▸ EXERCISE INSTRUCTIONS
Write out the listing in full, matching it word for word.

* begin AVAILABLE RECORDS *

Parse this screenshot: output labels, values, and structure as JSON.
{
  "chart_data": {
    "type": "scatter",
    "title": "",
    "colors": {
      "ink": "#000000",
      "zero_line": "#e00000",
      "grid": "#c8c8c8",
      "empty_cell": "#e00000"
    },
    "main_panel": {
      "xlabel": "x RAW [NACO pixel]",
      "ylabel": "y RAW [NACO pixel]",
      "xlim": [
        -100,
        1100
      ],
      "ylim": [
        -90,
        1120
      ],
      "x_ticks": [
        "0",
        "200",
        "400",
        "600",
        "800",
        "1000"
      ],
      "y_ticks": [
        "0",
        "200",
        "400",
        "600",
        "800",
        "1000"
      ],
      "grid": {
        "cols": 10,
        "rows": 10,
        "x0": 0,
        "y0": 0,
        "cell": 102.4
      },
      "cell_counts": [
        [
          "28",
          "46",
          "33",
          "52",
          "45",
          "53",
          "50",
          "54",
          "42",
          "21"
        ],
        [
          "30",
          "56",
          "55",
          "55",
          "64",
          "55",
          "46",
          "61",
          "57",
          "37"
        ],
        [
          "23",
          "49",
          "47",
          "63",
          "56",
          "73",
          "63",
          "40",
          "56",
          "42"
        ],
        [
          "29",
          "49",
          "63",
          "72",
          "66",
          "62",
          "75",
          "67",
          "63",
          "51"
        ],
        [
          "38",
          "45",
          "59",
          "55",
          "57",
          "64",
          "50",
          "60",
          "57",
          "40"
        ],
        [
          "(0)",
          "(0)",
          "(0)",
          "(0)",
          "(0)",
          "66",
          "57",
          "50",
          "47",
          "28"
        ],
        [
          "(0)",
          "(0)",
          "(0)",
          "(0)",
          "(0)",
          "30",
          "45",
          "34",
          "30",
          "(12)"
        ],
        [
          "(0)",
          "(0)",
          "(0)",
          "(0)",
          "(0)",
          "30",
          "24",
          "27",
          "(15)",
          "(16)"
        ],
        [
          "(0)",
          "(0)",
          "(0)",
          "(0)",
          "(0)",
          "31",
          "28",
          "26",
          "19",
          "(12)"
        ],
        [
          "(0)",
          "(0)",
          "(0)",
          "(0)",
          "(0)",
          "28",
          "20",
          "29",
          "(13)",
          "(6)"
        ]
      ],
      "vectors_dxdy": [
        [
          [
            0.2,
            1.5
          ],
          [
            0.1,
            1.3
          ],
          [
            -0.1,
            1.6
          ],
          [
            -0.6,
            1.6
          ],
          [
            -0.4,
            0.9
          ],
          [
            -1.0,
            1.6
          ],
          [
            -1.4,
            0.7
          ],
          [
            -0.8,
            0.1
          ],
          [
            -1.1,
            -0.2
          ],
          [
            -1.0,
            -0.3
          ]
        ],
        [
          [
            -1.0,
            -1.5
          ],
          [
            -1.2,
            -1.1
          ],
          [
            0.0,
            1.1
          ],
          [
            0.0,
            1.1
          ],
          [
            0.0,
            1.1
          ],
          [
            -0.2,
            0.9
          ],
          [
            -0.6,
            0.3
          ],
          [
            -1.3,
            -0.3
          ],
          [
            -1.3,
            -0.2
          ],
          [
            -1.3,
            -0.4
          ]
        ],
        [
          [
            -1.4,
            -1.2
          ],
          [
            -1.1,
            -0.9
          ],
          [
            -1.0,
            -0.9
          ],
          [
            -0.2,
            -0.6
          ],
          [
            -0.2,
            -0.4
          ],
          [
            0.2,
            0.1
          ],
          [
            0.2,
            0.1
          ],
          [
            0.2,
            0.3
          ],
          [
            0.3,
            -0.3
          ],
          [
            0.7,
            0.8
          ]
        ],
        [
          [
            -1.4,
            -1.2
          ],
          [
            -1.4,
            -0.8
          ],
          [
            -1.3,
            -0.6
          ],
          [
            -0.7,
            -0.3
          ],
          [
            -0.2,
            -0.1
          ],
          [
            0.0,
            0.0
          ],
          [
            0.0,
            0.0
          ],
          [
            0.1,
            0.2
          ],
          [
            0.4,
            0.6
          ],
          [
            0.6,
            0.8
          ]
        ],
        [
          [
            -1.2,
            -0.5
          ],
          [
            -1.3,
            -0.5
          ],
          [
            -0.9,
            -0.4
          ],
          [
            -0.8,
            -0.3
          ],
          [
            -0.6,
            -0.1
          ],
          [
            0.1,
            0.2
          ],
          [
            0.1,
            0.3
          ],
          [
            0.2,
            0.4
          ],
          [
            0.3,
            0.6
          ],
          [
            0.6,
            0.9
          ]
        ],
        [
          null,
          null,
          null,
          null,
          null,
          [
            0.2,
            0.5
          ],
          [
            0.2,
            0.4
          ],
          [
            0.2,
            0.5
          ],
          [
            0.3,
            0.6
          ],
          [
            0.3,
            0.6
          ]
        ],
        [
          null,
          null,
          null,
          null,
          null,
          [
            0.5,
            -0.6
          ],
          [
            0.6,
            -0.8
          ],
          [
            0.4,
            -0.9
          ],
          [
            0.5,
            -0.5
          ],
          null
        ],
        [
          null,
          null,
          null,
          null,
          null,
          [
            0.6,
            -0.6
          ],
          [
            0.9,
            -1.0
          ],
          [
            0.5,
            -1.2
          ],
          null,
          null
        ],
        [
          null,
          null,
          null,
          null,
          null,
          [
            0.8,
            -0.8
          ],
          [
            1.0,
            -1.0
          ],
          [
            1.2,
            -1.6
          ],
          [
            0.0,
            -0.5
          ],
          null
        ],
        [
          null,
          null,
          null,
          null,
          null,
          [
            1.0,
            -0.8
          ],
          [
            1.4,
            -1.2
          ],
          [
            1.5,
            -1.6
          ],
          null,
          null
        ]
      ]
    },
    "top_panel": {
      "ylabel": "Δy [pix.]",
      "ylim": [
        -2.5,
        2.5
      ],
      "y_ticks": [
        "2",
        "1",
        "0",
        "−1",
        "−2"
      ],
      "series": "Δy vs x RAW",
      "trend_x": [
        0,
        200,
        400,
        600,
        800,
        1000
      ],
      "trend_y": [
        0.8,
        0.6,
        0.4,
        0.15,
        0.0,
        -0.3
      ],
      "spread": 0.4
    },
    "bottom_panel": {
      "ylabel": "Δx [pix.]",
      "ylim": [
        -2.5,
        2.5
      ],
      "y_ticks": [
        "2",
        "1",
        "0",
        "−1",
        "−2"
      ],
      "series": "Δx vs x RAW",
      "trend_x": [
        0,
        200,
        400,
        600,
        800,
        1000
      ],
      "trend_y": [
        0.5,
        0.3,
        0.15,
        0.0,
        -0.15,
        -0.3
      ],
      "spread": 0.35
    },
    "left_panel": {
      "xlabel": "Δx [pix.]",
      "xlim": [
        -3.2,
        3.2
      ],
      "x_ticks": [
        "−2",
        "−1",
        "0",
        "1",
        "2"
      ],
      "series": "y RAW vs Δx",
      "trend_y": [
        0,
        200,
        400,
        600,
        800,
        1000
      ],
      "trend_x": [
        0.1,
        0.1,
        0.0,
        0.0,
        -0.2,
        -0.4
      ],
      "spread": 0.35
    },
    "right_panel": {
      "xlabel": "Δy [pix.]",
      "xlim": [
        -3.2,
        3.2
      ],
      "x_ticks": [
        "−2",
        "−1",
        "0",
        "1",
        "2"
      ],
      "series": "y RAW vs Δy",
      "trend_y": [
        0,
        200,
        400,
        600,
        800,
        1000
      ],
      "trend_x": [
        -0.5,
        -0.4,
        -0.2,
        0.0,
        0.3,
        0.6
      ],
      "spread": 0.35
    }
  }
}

* end AVAILABLE RECORDS *

▸ THE OUTPUT
Parse this screenshot: output labels, values, and structure as JSON.
{
  "chart_data": {
    "type": "scatter",
    "title": "",
    "colors": {
      "ink": "#000000",
      "zero_line": "#e00000",
      "grid": "#c8c8c8",
      "empty_cell": "#e00000"
    },
    "main_panel": {
      "xlabel": "x RAW [NACO pixel]",
      "ylabel": "y RAW [NACO pixel]",
      "xlim": [
        -100,
        1100
      ],
      "ylim": [
        -90,
        1120
      ],
      "x_ticks": [
        "0",
        "200",
        "400",
        "600",
        "800",
        "1000"
      ],
      "y_ticks": [
        "0",
        "200",
        "400",
        "600",
        "800",
        "1000"
      ],
      "grid": {
        "cols": 10,
        "rows": 10,
        "x0": 0,
        "y0": 0,
        "cell": 102.4
      },
      "cell_counts": [
        [
          "28",
          "46",
          "33",
          "52",
          "45",
          "53",
          "50",
          "54",
          "42",
          "21"
        ],
        [
          "30",
          "56",
          "55",
          "55",
          "64",
          "55",
          "46",
          "61",
          "57",
          "37"
        ],
        [
          "23",
          "49",
          "47",
          "63",
          "56",
          "73",
          "63",
          "40",
          "56",
          "42"
        ],
        [
          "29",
          "49",
          "63",
          "72",
          "66",
          "62",
          "75",
          "67",
          "63",
          "51"
        ],
        [
          "38",
          "45",
          "59",
          "55",
          "57",
          "64",
          "50",
          "60",
          "57",
          "40"
        ],
        [
          "(0)",
          "(0)",
          "(0)",
          "(0)",
          "(0)",
          "66",
          "57",
          "50",
          "47",
          "28"
        ],
        [
          "(0)",
          "(0)",
          "(0)",
          "(0)",
          "(0)",
          "30",
          "45",
          "34",
          "30",
          "(12)"
        ],
        [
          "(0)",
          "(0)",
          "(0)",
          "(0)",
          "(0)",
          "30",
          "24",
          "27",
          "(15)",
          "(16)"
        ],
        [
          "(0)",
          "(0)",
          "(0)",
          "(0)",
          "(0)",
          "31",
          "28",
          "26",
          "19",
          "(12)"
        ],
        [
          "(0)",
          "(0)",
          "(0)",
          "(0)",
          "(0)",
          "28",
          "20",
          "29",
          "(13)",
          "(6)"
        ]
      ],
      "vectors_dxdy": [
        [
          [
            0.2,
            1.5
          ],
          [
            0.1,
            1.3
          ],
          [
            -0.1,
            1.6
          ],
          [
            -0.6,
            1.6
          ],
          [
            -0.4,
            0.9
          ],
          [
            -1.0,
            1.6
          ],
          [
            -1.4,
            0.7
          ],
          [
            -0.8,
            0.1
          ],
          [
            -1.1,
            -0.2
          ],
          [
            -1.0,
            -0.3
          ]
        ],
        [
          [
            -1.0,
            -1.5
          ],
          [
            -1.2,
            -1.1
          ],
          [
            0.0,
            1.1
          ],
          [
            0.0,
            1.1
          ],
          [
            0.0,
            1.1
          ],
          [
            -0.2,
            0.9
          ],
          [
            -0.6,
            0.3
          ],
          [
            -1.3,
            -0.3
          ],
          [
            -1.3,
            -0.2
          ],
          [
            -1.3,
            -0.4
          ]
        ],
        [
          [
            -1.4,
            -1.2
          ],
          [
            -1.1,
            -0.9
          ],
          [
            -1.0,
            -0.9
          ],
          [
            -0.2,
            -0.6
          ],
          [
            -0.2,
            -0.4
          ],
          [
            0.2,
            0.1
          ],
          [
            0.2,
            0.1
          ],
          [
            0.2,
            0.3
          ],
          [
            0.3,
            -0.3
          ],
          [
            0.7,
            0.8
          ]
        ],
        [
          [
            -1.4,
            -1.2
          ],
          [
            -1.4,
            -0.8
          ],
          [
            -1.3,
            -0.6
          ],
          [
            -0.7,
            -0.3
          ],
          [
            -0.2,
            -0.1
          ],
          [
            0.0,
            0.0
          ],
          [
            0.0,
            0.0
          ],
          [
            0.1,
            0.2
          ],
          [
            0.4,
            0.6
          ],
          [
            0.6,
            0.8
          ]
        ],
        [
          [
            -1.2,
            -0.5
          ],
          [
            -1.3,
            -0.5
          ],
          [
            -0.9,
            -0.4
          ],
          [
            -0.8,
            -0.3
          ],
          [
            -0.6,
            -0.1
          ],
          [
            0.1,
            0.2
          ],
          [
            0.1,
            0.3
          ],
          [
            0.2,
            0.4
          ],
          [
            0.3,
            0.6
          ],
          [
            0.6,
            0.9
          ]
        ],
        [
          null,
          null,
          null,
          null,
          null,
          [
            0.2,
            0.5
          ],
          [
            0.2,
            0.4
          ],
          [
            0.2,
            0.5
          ],
          [
            0.3,
            0.6
          ],
          [
            0.3,
            0.6
          ]
        ],
        [
          null,
          null,
          null,
          null,
          null,
          [
            0.5,
            -0.6
          ],
          [
            0.6,
            -0.8
          ],
          [
            0.4,
            -0.9
          ],
          [
            0.5,
            -0.5
          ],
          null
        ],
        [
          null,
          null,
          null,
          null,
          null,
          [
            0.6,
            -0.6
          ],
          [
            0.9,
            -1.0
          ],
          [
            0.5,
            -1.2
          ],
          null,
          null
        ],
        [
          null,
          null,
          null,
          null,
          null,
          [
            0.8,
            -0.8
          ],
          [
            1.0,
            -1.0
          ],
          [
            1.2,
            -1.6
          ],
          [
            0.0,
            -0.5
          ],
          null
        ],
        [
          null,
          null,
          null,
          null,
          null,
          [
            1.0,
            -0.8
          ],
          [
            1.4,
            -1.2
          ],
          [
            1.5,
            -1.6
          ],
          null,
          null
        ]
      ]
    },
    "top_panel": {
      "ylabel": "Δy [pix.]",
      "ylim": [
        -2.5,
        2.5
      ],
      "y_ticks": [
        "2",
        "1",
        "0",
        "−1",
        "−2"
      ],
      "series": "Δy vs x RAW",
      "trend_x": [
        0,
        200,
        400,
        600,
        800,
        1000
      ],
      "trend_y": [
        0.8,
        0.6,
        0.4,
        0.15,
        0.0,
        -0.3
      ],
      "spread": 0.4
    },
    "bottom_panel": {
      "ylabel": "Δx [pix.]",
      "ylim": [
        -2.5,
        2.5
      ],
      "y_ticks": [
        "2",
        "1",
        "0",
        "−1",
        "−2"
      ],
      "series": "Δx vs x RAW",
      "trend_x": [
        0,
        200,
        400,
        600,
        800,
        1000
      ],
      "trend_y": [
        0.5,
        0.3,
        0.15,
        0.0,
        -0.15,
        -0.3
      ],
      "spread": 0.35
    },
    "left_panel": {
      "xlabel": "Δx [pix.]",
      "xlim": [
        -3.2,
        3.2
      ],
      "x_ticks": [
        "−2",
        "−1",
        "0",
        "1",
        "2"
      ],
      "series": "y RAW vs Δx",
      "trend_y": [
        0,
        200,
        400,
        600,
        800,
        1000
      ],
      "trend_x": [
        0.1,
        0.1,
        0.0,
        0.0,
        -0.2,
        -0.4
      ],
      "spread": 0.35
    },
    "right_panel": {
      "xlabel": "Δy [pix.]",
      "xlim": [
        -3.2,
        3.2
      ],
      "x_ticks": [
        "−2",
        "−1",
        "0",
        "1",
        "2"
      ],
      "series": "y RAW vs Δy",
      "trend_y": [
        0,
        200,
        400,
        600,
        800,
        1000
      ],
      "trend_x": [
        -0.5,
        -0.4,
        -0.2,
        0.0,
        0.3,
        0.6
      ],
      "spread": 0.35
    }
  }
}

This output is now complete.